Find and copy lines holding "ordre".

[Stored entries]

+---+

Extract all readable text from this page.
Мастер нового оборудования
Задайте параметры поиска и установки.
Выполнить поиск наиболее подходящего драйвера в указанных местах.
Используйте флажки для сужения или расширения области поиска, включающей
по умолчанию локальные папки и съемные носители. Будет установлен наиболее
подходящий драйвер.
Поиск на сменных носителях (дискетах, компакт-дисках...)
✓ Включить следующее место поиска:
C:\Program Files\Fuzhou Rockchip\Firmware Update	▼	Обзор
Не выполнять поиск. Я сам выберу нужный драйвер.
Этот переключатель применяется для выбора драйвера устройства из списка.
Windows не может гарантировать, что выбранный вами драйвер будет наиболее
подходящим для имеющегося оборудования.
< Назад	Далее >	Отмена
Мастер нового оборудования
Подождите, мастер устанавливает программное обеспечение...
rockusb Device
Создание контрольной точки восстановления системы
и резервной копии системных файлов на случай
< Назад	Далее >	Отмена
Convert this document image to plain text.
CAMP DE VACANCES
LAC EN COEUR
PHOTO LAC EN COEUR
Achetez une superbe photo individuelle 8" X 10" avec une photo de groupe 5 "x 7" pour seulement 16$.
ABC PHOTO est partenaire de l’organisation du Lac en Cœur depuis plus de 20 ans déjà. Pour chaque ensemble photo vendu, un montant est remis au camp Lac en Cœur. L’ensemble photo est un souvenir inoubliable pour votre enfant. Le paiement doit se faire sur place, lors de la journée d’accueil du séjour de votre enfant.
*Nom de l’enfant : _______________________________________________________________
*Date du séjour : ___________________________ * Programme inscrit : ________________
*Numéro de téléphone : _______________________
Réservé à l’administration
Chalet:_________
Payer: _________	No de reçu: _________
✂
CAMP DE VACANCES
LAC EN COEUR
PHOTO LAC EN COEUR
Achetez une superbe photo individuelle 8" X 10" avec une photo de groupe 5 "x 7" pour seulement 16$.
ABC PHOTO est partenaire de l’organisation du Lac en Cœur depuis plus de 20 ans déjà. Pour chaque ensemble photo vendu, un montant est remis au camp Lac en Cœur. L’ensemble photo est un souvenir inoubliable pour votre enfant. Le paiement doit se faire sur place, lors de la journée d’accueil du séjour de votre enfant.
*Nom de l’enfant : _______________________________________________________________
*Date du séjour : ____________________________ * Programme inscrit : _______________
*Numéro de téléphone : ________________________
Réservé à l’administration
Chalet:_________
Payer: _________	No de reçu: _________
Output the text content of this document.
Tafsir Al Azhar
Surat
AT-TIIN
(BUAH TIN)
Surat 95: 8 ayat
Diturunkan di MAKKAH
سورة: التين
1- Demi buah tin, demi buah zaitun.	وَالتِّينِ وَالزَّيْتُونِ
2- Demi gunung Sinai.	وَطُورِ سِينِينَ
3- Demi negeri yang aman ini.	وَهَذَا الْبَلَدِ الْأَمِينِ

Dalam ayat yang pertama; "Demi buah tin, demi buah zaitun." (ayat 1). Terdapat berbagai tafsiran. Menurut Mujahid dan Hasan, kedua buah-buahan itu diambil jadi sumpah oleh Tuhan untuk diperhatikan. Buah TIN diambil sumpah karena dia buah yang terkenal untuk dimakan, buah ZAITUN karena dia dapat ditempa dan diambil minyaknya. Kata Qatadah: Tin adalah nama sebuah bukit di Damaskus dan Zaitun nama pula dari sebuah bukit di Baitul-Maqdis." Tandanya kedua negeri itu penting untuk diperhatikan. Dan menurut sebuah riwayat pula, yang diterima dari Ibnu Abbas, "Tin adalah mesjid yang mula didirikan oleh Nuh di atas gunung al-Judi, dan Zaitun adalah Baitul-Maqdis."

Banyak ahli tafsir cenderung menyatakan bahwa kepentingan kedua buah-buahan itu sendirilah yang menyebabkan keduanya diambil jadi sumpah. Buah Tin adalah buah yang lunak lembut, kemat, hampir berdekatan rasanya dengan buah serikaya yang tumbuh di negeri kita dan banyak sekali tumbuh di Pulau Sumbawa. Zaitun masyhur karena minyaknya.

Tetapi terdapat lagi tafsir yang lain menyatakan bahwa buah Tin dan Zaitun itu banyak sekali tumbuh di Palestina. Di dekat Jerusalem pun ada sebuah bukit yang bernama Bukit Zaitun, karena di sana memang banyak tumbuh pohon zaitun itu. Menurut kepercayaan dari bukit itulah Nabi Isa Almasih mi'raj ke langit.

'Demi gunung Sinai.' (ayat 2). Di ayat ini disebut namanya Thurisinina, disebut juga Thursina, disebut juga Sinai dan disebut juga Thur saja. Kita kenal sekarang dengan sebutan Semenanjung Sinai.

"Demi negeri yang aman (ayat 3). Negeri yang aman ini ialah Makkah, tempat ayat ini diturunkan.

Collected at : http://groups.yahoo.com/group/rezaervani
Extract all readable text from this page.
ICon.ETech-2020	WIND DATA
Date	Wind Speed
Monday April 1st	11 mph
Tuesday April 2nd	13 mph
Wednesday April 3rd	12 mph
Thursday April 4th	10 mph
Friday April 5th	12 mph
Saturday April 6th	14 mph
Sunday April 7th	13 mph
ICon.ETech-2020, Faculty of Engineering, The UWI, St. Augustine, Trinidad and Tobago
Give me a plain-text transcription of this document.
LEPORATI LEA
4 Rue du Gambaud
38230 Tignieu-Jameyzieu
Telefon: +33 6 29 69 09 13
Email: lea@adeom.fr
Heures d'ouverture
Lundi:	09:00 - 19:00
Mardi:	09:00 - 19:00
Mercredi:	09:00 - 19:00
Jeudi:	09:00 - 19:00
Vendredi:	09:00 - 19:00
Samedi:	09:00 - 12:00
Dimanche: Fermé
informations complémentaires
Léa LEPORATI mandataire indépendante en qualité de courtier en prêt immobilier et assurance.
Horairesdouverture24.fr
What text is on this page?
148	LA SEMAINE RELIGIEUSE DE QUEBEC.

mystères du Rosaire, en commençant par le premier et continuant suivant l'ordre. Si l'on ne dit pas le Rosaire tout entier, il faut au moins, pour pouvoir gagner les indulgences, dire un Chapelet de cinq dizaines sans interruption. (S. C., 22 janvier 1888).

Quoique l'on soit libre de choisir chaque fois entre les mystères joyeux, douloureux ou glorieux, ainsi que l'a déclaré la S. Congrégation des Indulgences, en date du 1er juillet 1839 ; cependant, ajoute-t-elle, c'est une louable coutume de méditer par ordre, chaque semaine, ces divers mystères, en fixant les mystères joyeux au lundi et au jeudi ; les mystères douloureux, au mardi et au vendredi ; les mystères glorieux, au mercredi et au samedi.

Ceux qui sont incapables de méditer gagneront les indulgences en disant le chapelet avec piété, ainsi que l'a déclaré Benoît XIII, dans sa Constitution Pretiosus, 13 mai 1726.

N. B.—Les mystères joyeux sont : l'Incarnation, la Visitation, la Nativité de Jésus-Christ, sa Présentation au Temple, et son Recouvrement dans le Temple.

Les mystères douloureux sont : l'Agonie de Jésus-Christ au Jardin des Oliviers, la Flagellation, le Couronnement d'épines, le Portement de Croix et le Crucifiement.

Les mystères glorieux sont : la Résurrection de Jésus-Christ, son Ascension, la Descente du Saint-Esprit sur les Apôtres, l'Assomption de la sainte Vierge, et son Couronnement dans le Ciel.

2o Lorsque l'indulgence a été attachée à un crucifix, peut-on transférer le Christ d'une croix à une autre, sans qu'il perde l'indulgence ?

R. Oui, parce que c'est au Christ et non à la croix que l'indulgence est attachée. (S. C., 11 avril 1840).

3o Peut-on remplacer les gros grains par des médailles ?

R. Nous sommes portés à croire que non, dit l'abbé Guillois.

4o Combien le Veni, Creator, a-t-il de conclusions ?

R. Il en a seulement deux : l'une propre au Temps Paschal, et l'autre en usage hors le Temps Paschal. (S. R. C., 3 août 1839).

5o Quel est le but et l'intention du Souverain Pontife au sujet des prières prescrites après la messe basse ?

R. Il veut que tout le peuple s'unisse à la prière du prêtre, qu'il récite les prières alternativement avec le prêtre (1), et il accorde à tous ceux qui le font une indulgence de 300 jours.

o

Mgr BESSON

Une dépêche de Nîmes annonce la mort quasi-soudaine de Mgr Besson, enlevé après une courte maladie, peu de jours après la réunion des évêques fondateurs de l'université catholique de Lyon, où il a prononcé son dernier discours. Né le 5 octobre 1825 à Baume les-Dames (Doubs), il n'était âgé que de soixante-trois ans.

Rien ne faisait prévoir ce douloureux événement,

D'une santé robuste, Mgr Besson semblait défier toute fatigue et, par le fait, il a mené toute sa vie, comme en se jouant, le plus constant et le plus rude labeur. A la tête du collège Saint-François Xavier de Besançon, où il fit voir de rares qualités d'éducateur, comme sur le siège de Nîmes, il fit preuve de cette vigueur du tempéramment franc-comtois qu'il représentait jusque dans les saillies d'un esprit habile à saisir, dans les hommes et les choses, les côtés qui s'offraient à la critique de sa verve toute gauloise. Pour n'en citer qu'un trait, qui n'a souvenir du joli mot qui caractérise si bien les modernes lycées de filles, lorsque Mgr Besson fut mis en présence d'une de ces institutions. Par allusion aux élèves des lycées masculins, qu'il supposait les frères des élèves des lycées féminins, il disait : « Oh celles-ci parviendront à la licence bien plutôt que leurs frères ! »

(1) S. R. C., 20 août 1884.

+---+

- _Response to the task_:
mystères du Rosaire, en commençant par le premier et continuant suivant l'ordre. Si l'on ne dit pas le Rosaire tout entier, il faut au moins, pour pouvoir gagner les indulgences, dire un Chapelet de cinq dizaines sans interruption. (S. C., 22 janvier 1888).
Quoique l'on soit libre de choisir chaque fois entre les mystères joyeux, douloureux ou glorieux, ainsi que l'a déclaré la S. Congrégation des Indulgences, en date du 1er juillet 1839 ; cependant, ajoute-t-elle, c'est une louable coutume de méditer par ordre, chaque semaine, ces divers mystères, en fixant les mystères joyeux au lundi et au jeudi ; les mystères douloureux, au mardi et au vendredi ; les mystères glorieux, au mercredi et au samedi.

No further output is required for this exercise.